— BEGIN Available data —

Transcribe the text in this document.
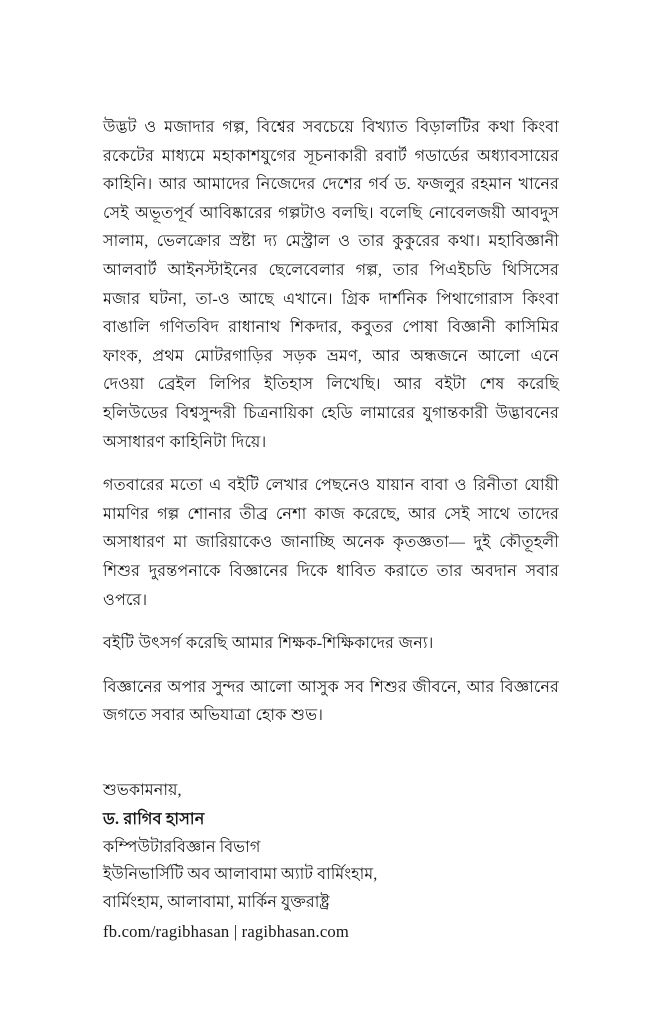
উদ্ভট ও মজাদার গল্প, বিশ্বের সবচেয়ে বিখ্যাত বিড়ালটির কথা কিংবা রকেটের মাধ্যমে মহাকাশযুগের সূচনাকারী রবার্ট গডার্ডের অধ্যাবসায়ের কাহিনি। আর আমাদের নিজেদের দেশের গর্ব ড. ফজলুর রহমান খানের সেই অভূতপূর্ব আবিষ্কারের গল্পটাও বলছি। বলেছি নোবেলজয়ী আবদুস সালাম, ভেলক্রোর স্রষ্টা দ্য মেস্ট্রাল ও তার কুকুরের কথা। মহাবিজ্ঞানী আলবার্ট আইনস্টাইনের ছেলেবেলার গল্প, তার পিএইচডি থিসিসের মজার ঘটনা, তা-ও আছে এখানে। গ্রিক দার্শনিক পিথাগোরাস কিংবা বাঙালি গণিতবিদ রাধানাথ শিকদার, কবুতর পোষা বিজ্ঞানী কাসিমির ফাংক, প্রথম মোটরগাড়ির সড়ক ভ্রমণ, আর অন্ধজনে আলো এনে দেওয়া ব্রেইল লিপির ইতিহাস লিখেছি। আর বইটা শেষ করেছি হলিউডের বিশ্বসুন্দরী চিত্রনায়িকা হেডি লামারের যুগান্তকারী উদ্ভাবনের অসাধারণ কাহিনিটা দিয়ে।

গতবারের মতো এ বইটি লেখার পেছনেও যায়ান বাবা ও রিনীতা যোয়ী মামণির গল্প শোনার তীব্র নেশা কাজ করেছে, আর সেই সাথে তাদের অসাধারণ মা জারিয়াকেও জানাচ্ছি অনেক কৃতজ্ঞতা— দুই কৌতূহলী শিশুর দুরন্তপনাকে বিজ্ঞানের দিকে ধাবিত করাতে তার অবদান সবার ওপরে।

বইটি উৎসর্গ করেছি আমার শিক্ষক-শিক্ষিকাদের জন্য।

বিজ্ঞানের অপার সুন্দর আলো আসুক সব শিশুর জীবনে, আর বিজ্ঞানের জগতে সবার অভিযাত্রা হোক শুভ।

শুভকামনায়,
ড. রাগিব হাসান
কম্পিউটারবিজ্ঞান বিভাগ
ইউনিভার্সিটি অব আলাবামা অ্যাট বার্মিংহাম,
বার্মিংহাম, আলাবামা, মার্কিন যুক্তরাষ্ট্র
fb.com/ragibhasan | ragibhasan.com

— END Available data —

## Written instruction
Repeat the records in full, exactly as they appear, without the pictures.

## Exercise solution
Transcribe the text in this document.
উদ্ভট ও মজাদার গল্প, বিশ্বের সবচেয়ে বিখ্যাত বিড়ালটির কথা কিংবা রকেটের মাধ্যমে মহাকাশযুগের সূচনাকারী রবার্ট গডার্ডের অধ্যাবসায়ের কাহিনি। আর আমাদের নিজেদের দেশের গর্ব ড. ফজলুর রহমান খানের সেই অভূতপূর্ব আবিষ্কারের গল্পটাও বলছি। বলেছি নোবেলজয়ী আবদুস সালাম, ভেলক্রোর স্রষ্টা দ্য মেস্ট্রাল ও তার কুকুরের কথা। মহাবিজ্ঞানী আলবার্ট আইনস্টাইনের ছেলেবেলার গল্প, তার পিএইচডি থিসিসের মজার ঘটনা, তা-ও আছে এখানে। গ্রিক দার্শনিক পিথাগোরাস কিংবা বাঙালি গণিতবিদ রাধানাথ শিকদার, কবুতর পোষা বিজ্ঞানী কাসিমির ফাংক, প্রথম মোটরগাড়ির সড়ক ভ্রমণ, আর অন্ধজনে আলো এনে দেওয়া ব্রেইল লিপির ইতিহাস লিখেছি। আর বইটা শেষ করেছি হলিউডের বিশ্বসুন্দরী চিত্রনায়িকা হেডি লামারের যুগান্তকারী উদ্ভাবনের অসাধারণ কাহিনিটা দিয়ে।

গতবারের মতো এ বইটি লেখার পেছনেও যায়ান বাবা ও রিনীতা যোয়ী মামণির গল্প শোনার তীব্র নেশা কাজ করেছে, আর সেই সাথে তাদের অসাধারণ মা জারিয়াকেও জানাচ্ছি অনেক কৃতজ্ঞতা— দুই কৌতূহলী শিশুর দুরন্তপনাকে বিজ্ঞানের দিকে ধাবিত করাতে তার অবদান সবার ওপরে।

বইটি উৎসর্গ করেছি আমার শিক্ষক-শিক্ষিকাদের জন্য।

বিজ্ঞানের অপার সুন্দর আলো আসুক সব শিশুর জীবনে, আর বিজ্ঞানের জগতে সবার অভিযাত্রা হোক শুভ।

শুভকামনায়,
ড. রাগিব হাসান
কম্পিউটারবিজ্ঞান বিভাগ
ইউনিভার্সিটি অব আলাবামা অ্যাট বার্মিংহাম,
বার্মিংহাম, আলাবামা, মার্কিন যুক্তরাষ্ট্র
fb.com/ragibhasan | ragibhasan.com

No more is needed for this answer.